[Collected data entries]
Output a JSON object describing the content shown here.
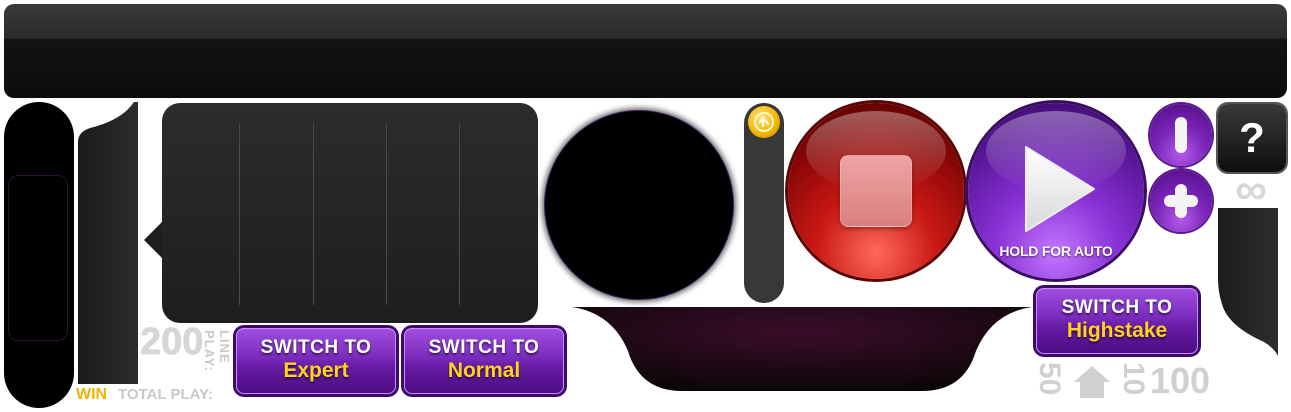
{
  "controls": {
    "hold_for_auto": "HOLD FOR AUTO",
    "help": "?",
    "infinity": "∞"
  },
  "switches": {
    "expert": {
      "top": "SWITCH TO",
      "bottom": "Expert"
    },
    "normal": {
      "top": "SWITCH TO",
      "bottom": "Normal"
    },
    "highstake": {
      "top": "SWITCH TO",
      "bottom": "Highstake"
    }
  },
  "bet": {
    "line_value": "200",
    "line_play_label": "LINE PLAY:",
    "win_label": "WIN",
    "total_play_label": "TOTAL PLAY:"
  },
  "stakes": {
    "low": "50",
    "mid": "10",
    "high": "100"
  },
  "colors": {
    "accent_purple": "#7a24b8",
    "stop_red": "#c81814",
    "win_gold": "#f0b400",
    "coin_gold": "#f2b200"
  },
  "icons": [
    "coin-icon",
    "stop-icon",
    "play-icon",
    "minus-icon",
    "plus-icon",
    "help-icon",
    "home-icon",
    "infinity-icon"
  ]
}
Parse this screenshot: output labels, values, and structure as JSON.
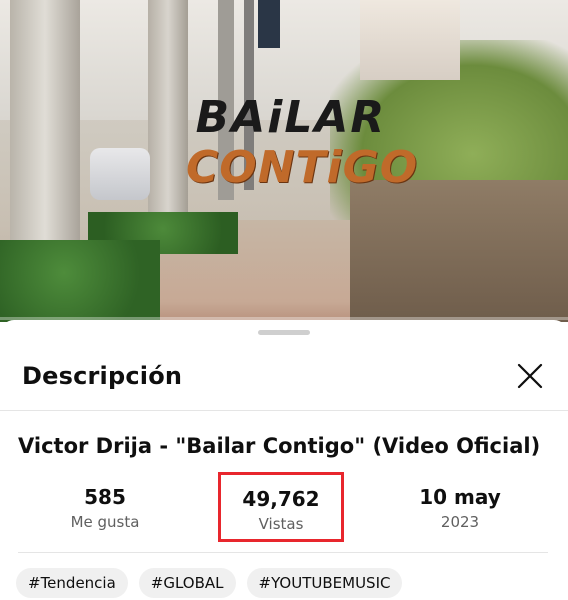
{
  "video": {
    "title_line1": "BAiLAR",
    "title_line2": "CONTiGO"
  },
  "sheet": {
    "title": "Descripción",
    "close_icon": "close-icon"
  },
  "description": {
    "video_title": "Victor Drija - \"Bailar Contigo\" (Video Oficial)",
    "stats": {
      "likes_value": "585",
      "likes_label": "Me gusta",
      "views_value": "49,762",
      "views_label": "Vistas",
      "date_value": "10 may",
      "date_year": "2023"
    },
    "highlight_color": "#e8262d",
    "tags": [
      "#Tendencia",
      "#GLOBAL",
      "#YOUTUBEMUSIC"
    ]
  },
  "colors": {
    "accent_red": "#ff0000",
    "text_primary": "#0f0f0f",
    "text_secondary": "#606060"
  }
}
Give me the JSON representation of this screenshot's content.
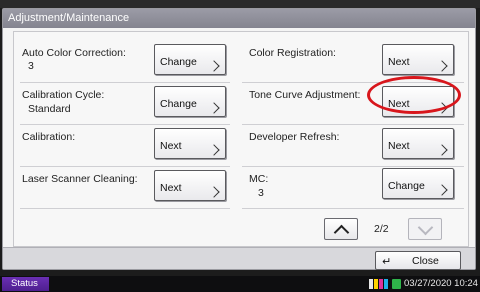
{
  "window": {
    "title": "Adjustment/Maintenance"
  },
  "items": {
    "auto_color_correction": {
      "label": "Auto Color Correction:",
      "value": "3",
      "button": "Change"
    },
    "color_registration": {
      "label": "Color Registration:",
      "button": "Next"
    },
    "calibration_cycle": {
      "label": "Calibration Cycle:",
      "value": "Standard",
      "button": "Change"
    },
    "tone_curve_adjustment": {
      "label": "Tone Curve Adjustment:",
      "button": "Next"
    },
    "calibration": {
      "label": "Calibration:",
      "button": "Next"
    },
    "developer_refresh": {
      "label": "Developer Refresh:",
      "button": "Next"
    },
    "laser_scanner_cleaning": {
      "label": "Laser Scanner Cleaning:",
      "button": "Next"
    },
    "mc": {
      "label": "MC:",
      "value": "3",
      "button": "Change"
    }
  },
  "pager": {
    "indicator": "2/2"
  },
  "footer": {
    "close_label": "Close"
  },
  "status_bar": {
    "status_label": "Status",
    "datetime": "03/27/2020 10:24"
  },
  "colors": {
    "title_bar": "#8e8e99",
    "status_button": "#5a25a0",
    "highlight": "#d8161c",
    "toner": [
      "#e8e8e8",
      "#ffd400",
      "#e0339a",
      "#1eb0e8"
    ]
  },
  "icons": {
    "chevron": "chevron-right-icon",
    "up": "chevron-up-icon",
    "down": "chevron-down-icon",
    "close": "enter-icon",
    "clock": "clock-icon"
  }
}
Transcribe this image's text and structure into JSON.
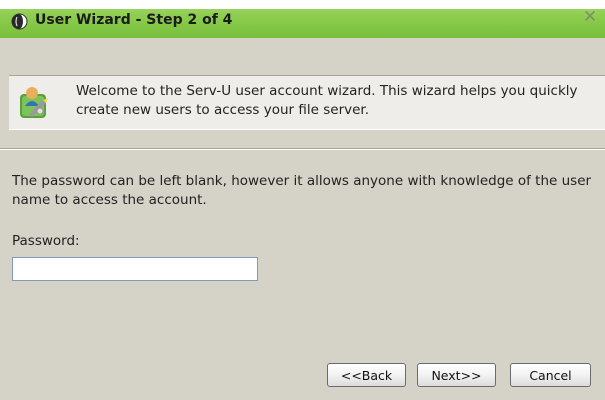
{
  "window": {
    "title": "User Wizard - Step 2 of 4",
    "close_glyph": "✕"
  },
  "banner": {
    "icon": "wizard-user-icon",
    "text": "Welcome to the Serv-U user account wizard. This wizard helps you quickly create new users to access your file server."
  },
  "form": {
    "info_text": "The password can be left blank, however it allows anyone with knowledge of the user name to access the account.",
    "password_label": "Password:",
    "password_value": "",
    "password_placeholder": ""
  },
  "buttons": {
    "back": "<<Back",
    "next": "Next>>",
    "cancel": "Cancel"
  },
  "colors": {
    "titlebar": "#8ccc4e",
    "window_bg": "#d5d2c8"
  }
}
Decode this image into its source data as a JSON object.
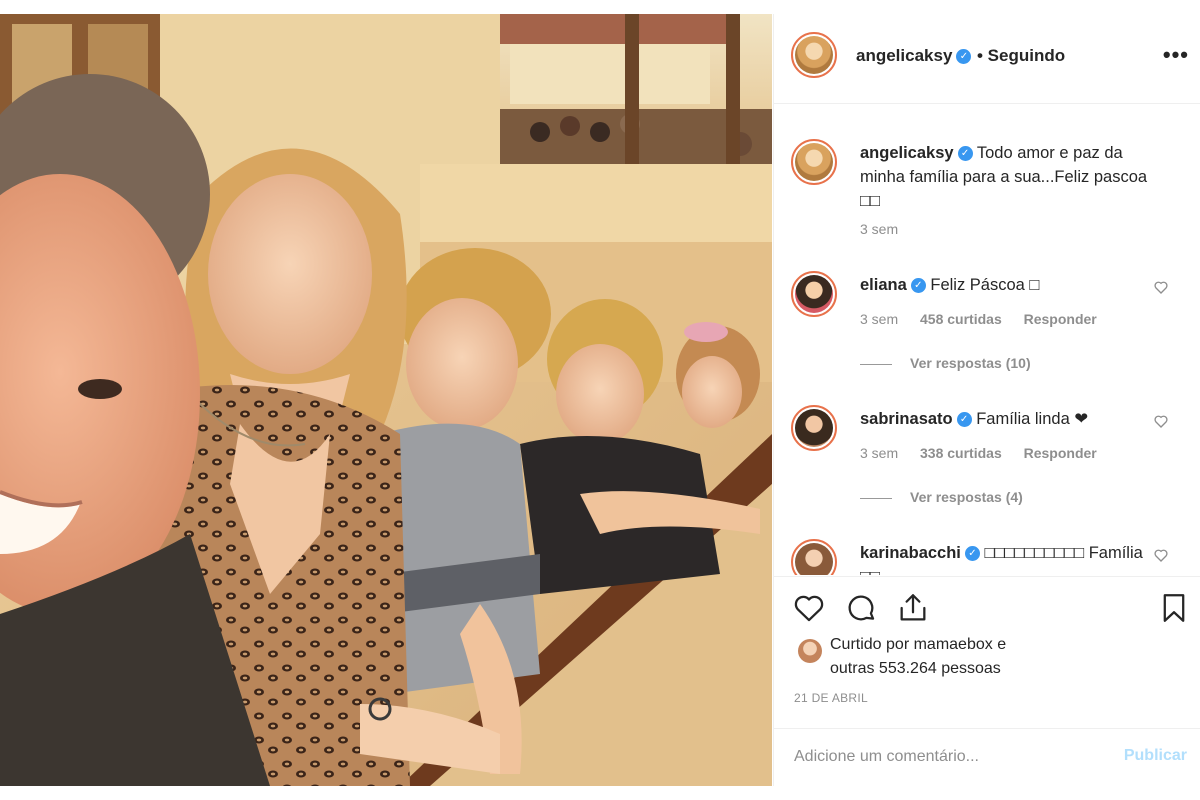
{
  "post": {
    "photo_alt": "photo-family-selfie"
  },
  "header": {
    "username": "angelicaksy",
    "verified_icon": "verified-badge-icon",
    "follow_status": "• Seguindo",
    "more_icon": "more-options-icon",
    "more_label": "•••"
  },
  "caption": {
    "username": "angelicaksy",
    "text": " Todo amor e paz da minha família para a sua...Feliz pascoa □□",
    "time": "3 sem"
  },
  "comments": [
    {
      "username": "eliana",
      "text": " Feliz Páscoa □",
      "time": "3 sem",
      "likes": "458 curtidas",
      "reply_label": "Responder",
      "view_replies": "Ver respostas (10)"
    },
    {
      "username": "sabrinasato",
      "text": " Família linda ❤",
      "time": "3 sem",
      "likes": "338 curtidas",
      "reply_label": "Responder",
      "view_replies": "Ver respostas (4)"
    },
    {
      "username": "karinabacchi",
      "text": " □□□□□□□□□□ Família □□"
    }
  ],
  "actions": {
    "like_icon": "heart-icon",
    "comment_icon": "comment-icon",
    "share_icon": "share-icon",
    "save_icon": "bookmark-icon"
  },
  "likes_summary": {
    "line1": "Curtido por mamaebox e",
    "line2": "outras 553.264 pessoas"
  },
  "date": "21 DE ABRIL",
  "add_comment": {
    "placeholder": "Adicione um comentário...",
    "publish_label": "Publicar"
  },
  "colors": {
    "verified": "#3897f0",
    "story_ring": "#e8724b",
    "publish_disabled": "#b2dffc",
    "secondary_text": "#8e8e8e"
  }
}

• [The problem]
Copy the whole of the material above exactly, but not its images.

• [Result of the exercise]
Output a JSON object describing the content shown here.
{
  "controls": {
    "hold_for_auto": "HOLD FOR AUTO",
    "help": "?",
    "infinity": "∞"
  },
  "switches": {
    "expert": {
      "top": "SWITCH TO",
      "bottom": "Expert"
    },
    "normal": {
      "top": "SWITCH TO",
      "bottom": "Normal"
    },
    "highstake": {
      "top": "SWITCH TO",
      "bottom": "Highstake"
    }
  },
  "bet": {
    "line_value": "200",
    "line_play_label": "LINE PLAY:",
    "win_label": "WIN",
    "total_play_label": "TOTAL PLAY:"
  },
  "stakes": {
    "low": "50",
    "mid": "10",
    "high": "100"
  },
  "colors": {
    "accent_purple": "#7a24b8",
    "stop_red": "#c81814",
    "win_gold": "#f0b400",
    "coin_gold": "#f2b200"
  },
  "icons": [
    "coin-icon",
    "stop-icon",
    "play-icon",
    "minus-icon",
    "plus-icon",
    "help-icon",
    "home-icon",
    "infinity-icon"
  ]
}
Parse this screenshot: output labels, values, and structure as JSON.
{
  "video": {
    "title_line1": "BAiLAR",
    "title_line2": "CONTiGO"
  },
  "sheet": {
    "title": "Descripción",
    "close_icon": "close-icon"
  },
  "description": {
    "video_title": "Victor Drija - \"Bailar Contigo\" (Video Oficial)",
    "stats": {
      "likes_value": "585",
      "likes_label": "Me gusta",
      "views_value": "49,762",
      "views_label": "Vistas",
      "date_value": "10 may",
      "date_year": "2023"
    },
    "highlight_color": "#e8262d",
    "tags": [
      "#Tendencia",
      "#GLOBAL",
      "#YOUTUBEMUSIC"
    ]
  },
  "colors": {
    "accent_red": "#ff0000",
    "text_primary": "#0f0f0f",
    "text_secondary": "#606060"
  }
}
Give me the JSON representation of this screenshot's content.
{
  "window": {
    "title": "Adjustment/Maintenance"
  },
  "items": {
    "auto_color_correction": {
      "label": "Auto Color Correction:",
      "value": "3",
      "button": "Change"
    },
    "color_registration": {
      "label": "Color Registration:",
      "button": "Next"
    },
    "calibration_cycle": {
      "label": "Calibration Cycle:",
      "value": "Standard",
      "button": "Change"
    },
    "tone_curve_adjustment": {
      "label": "Tone Curve Adjustment:",
      "button": "Next"
    },
    "calibration": {
      "label": "Calibration:",
      "button": "Next"
    },
    "developer_refresh": {
      "label": "Developer Refresh:",
      "button": "Next"
    },
    "laser_scanner_cleaning": {
      "label": "Laser Scanner Cleaning:",
      "button": "Next"
    },
    "mc": {
      "label": "MC:",
      "value": "3",
      "button": "Change"
    }
  },
  "pager": {
    "indicator": "2/2"
  },
  "footer": {
    "close_label": "Close"
  },
  "status_bar": {
    "status_label": "Status",
    "datetime": "03/27/2020 10:24"
  },
  "colors": {
    "title_bar": "#8e8e99",
    "status_button": "#5a25a0",
    "highlight": "#d8161c",
    "toner": [
      "#e8e8e8",
      "#ffd400",
      "#e0339a",
      "#1eb0e8"
    ]
  },
  "icons": {
    "chevron": "chevron-right-icon",
    "up": "chevron-up-icon",
    "down": "chevron-down-icon",
    "close": "enter-icon",
    "clock": "clock-icon"
  }
}
Transcribe this image's text and structure into JSON.
{
  "window": {
    "title": "User Wizard - Step 2 of 4",
    "close_glyph": "✕"
  },
  "banner": {
    "icon": "wizard-user-icon",
    "text": "Welcome to the Serv-U user account wizard. This wizard helps you quickly create new users to access your file server."
  },
  "form": {
    "info_text": "The password can be left blank, however it allows anyone with knowledge of the user name to access the account.",
    "password_label": "Password:",
    "password_value": "",
    "password_placeholder": ""
  },
  "buttons": {
    "back": "<<Back",
    "next": "Next>>",
    "cancel": "Cancel"
  },
  "colors": {
    "titlebar": "#8ccc4e",
    "window_bg": "#d5d2c8"
  }
}
Decode this image into its source data as a JSON object.
{
  "post": {
    "photo_alt": "photo-family-selfie"
  },
  "header": {
    "username": "angelicaksy",
    "verified_icon": "verified-badge-icon",
    "follow_status": "• Seguindo",
    "more_icon": "more-options-icon",
    "more_label": "•••"
  },
  "caption": {
    "username": "angelicaksy",
    "text": " Todo amor e paz da minha família para a sua...Feliz pascoa □□",
    "time": "3 sem"
  },
  "comments": [
    {
      "username": "eliana",
      "text": " Feliz Páscoa □",
      "time": "3 sem",
      "likes": "458 curtidas",
      "reply_label": "Responder",
      "view_replies": "Ver respostas (10)"
    },
    {
      "username": "sabrinasato",
      "text": " Família linda ❤",
      "time": "3 sem",
      "likes": "338 curtidas",
      "reply_label": "Responder",
      "view_replies": "Ver respostas (4)"
    },
    {
      "username": "karinabacchi",
      "text": " □□□□□□□□□□ Família □□"
    }
  ],
  "actions": {
    "like_icon": "heart-icon",
    "comment_icon": "comment-icon",
    "share_icon": "share-icon",
    "save_icon": "bookmark-icon"
  },
  "likes_summary": {
    "line1": "Curtido por mamaebox e",
    "line2": "outras 553.264 pessoas"
  },
  "date": "21 DE ABRIL",
  "add_comment": {
    "placeholder": "Adicione um comentário...",
    "publish_label": "Publicar"
  },
  "colors": {
    "verified": "#3897f0",
    "story_ring": "#e8724b",
    "publish_disabled": "#b2dffc",
    "secondary_text": "#8e8e8e"
  }
}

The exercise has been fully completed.